## AVAILABLE DATA:
______________________________
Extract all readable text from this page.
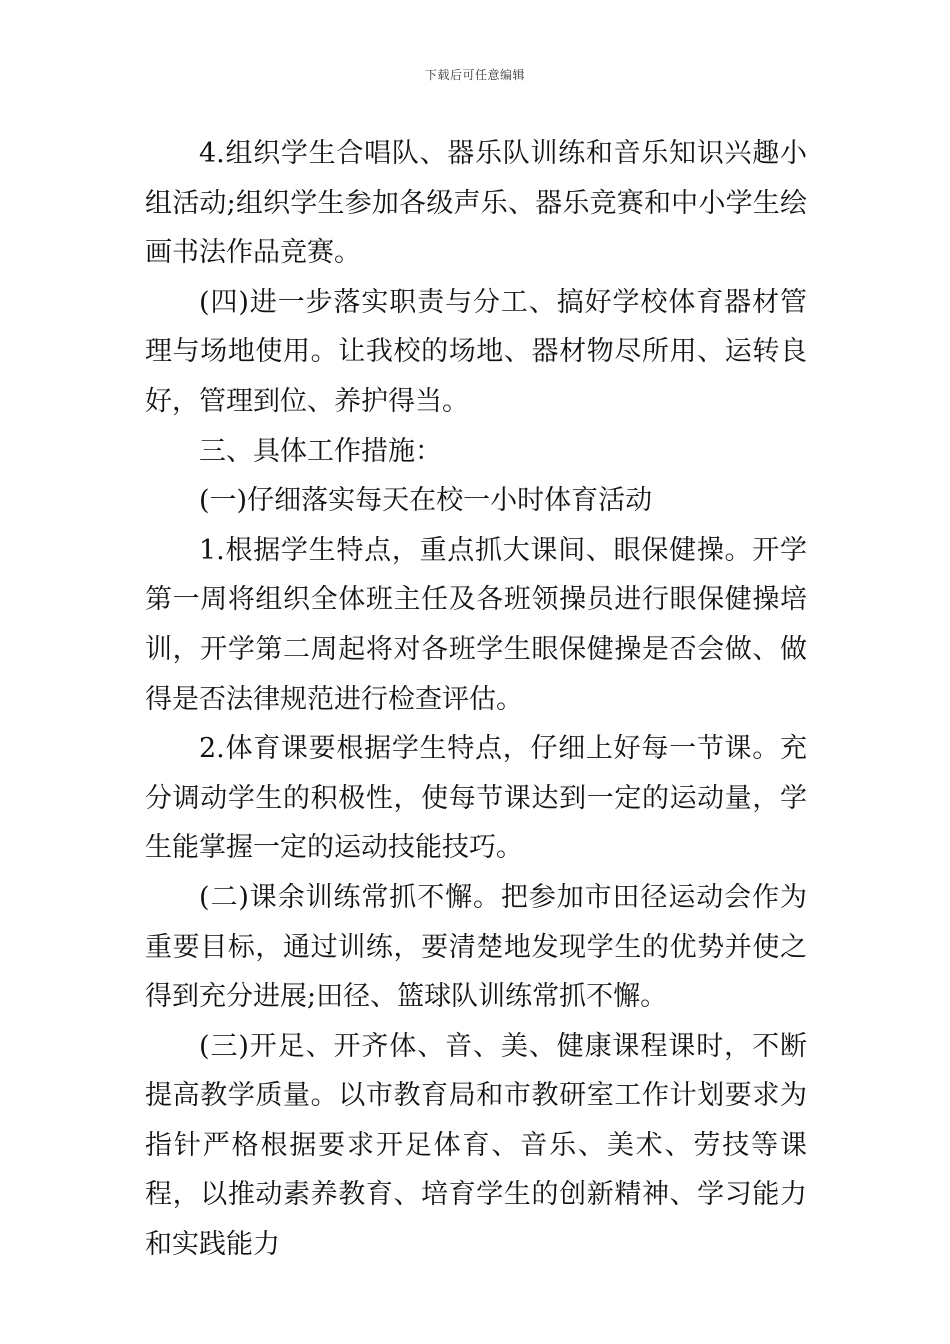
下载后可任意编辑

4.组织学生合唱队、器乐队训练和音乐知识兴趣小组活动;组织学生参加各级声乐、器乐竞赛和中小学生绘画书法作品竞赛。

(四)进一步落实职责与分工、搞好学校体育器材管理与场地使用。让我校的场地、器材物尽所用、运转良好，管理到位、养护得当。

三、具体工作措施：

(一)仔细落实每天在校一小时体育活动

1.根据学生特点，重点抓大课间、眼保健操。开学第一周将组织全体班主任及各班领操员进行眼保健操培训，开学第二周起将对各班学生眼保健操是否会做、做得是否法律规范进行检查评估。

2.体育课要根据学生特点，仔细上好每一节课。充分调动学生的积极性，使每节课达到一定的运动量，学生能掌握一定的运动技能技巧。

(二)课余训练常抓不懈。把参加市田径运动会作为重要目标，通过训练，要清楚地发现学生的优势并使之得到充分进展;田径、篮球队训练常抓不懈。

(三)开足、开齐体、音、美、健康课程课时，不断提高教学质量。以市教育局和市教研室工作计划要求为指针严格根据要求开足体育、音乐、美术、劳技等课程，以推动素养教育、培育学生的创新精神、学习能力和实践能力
______________________________
## TO BE DONE:
Repeat each line of the records above exactly, but do not copy the pictures.

## CORRECT OUTPUT:
Extract all readable text from this page.
下载后可任意编辑

4.组织学生合唱队、器乐队训练和音乐知识兴趣小组活动;组织学生参加各级声乐、器乐竞赛和中小学生绘画书法作品竞赛。

(四)进一步落实职责与分工、搞好学校体育器材管理与场地使用。让我校的场地、器材物尽所用、运转良好，管理到位、养护得当。

三、具体工作措施：

(一)仔细落实每天在校一小时体育活动

1.根据学生特点，重点抓大课间、眼保健操。开学第一周将组织全体班主任及各班领操员进行眼保健操培训，开学第二周起将对各班学生眼保健操是否会做、做得是否法律规范进行检查评估。

2.体育课要根据学生特点，仔细上好每一节课。充分调动学生的积极性，使每节课达到一定的运动量，学生能掌握一定的运动技能技巧。

(二)课余训练常抓不懈。把参加市田径运动会作为重要目标，通过训练，要清楚地发现学生的优势并使之得到充分进展;田径、篮球队训练常抓不懈。

(三)开足、开齐体、音、美、健康课程课时，不断提高教学质量。以市教育局和市教研室工作计划要求为指针严格根据要求开足体育、音乐、美术、劳技等课程，以推动素养教育、培育学生的创新精神、学习能力和实践能力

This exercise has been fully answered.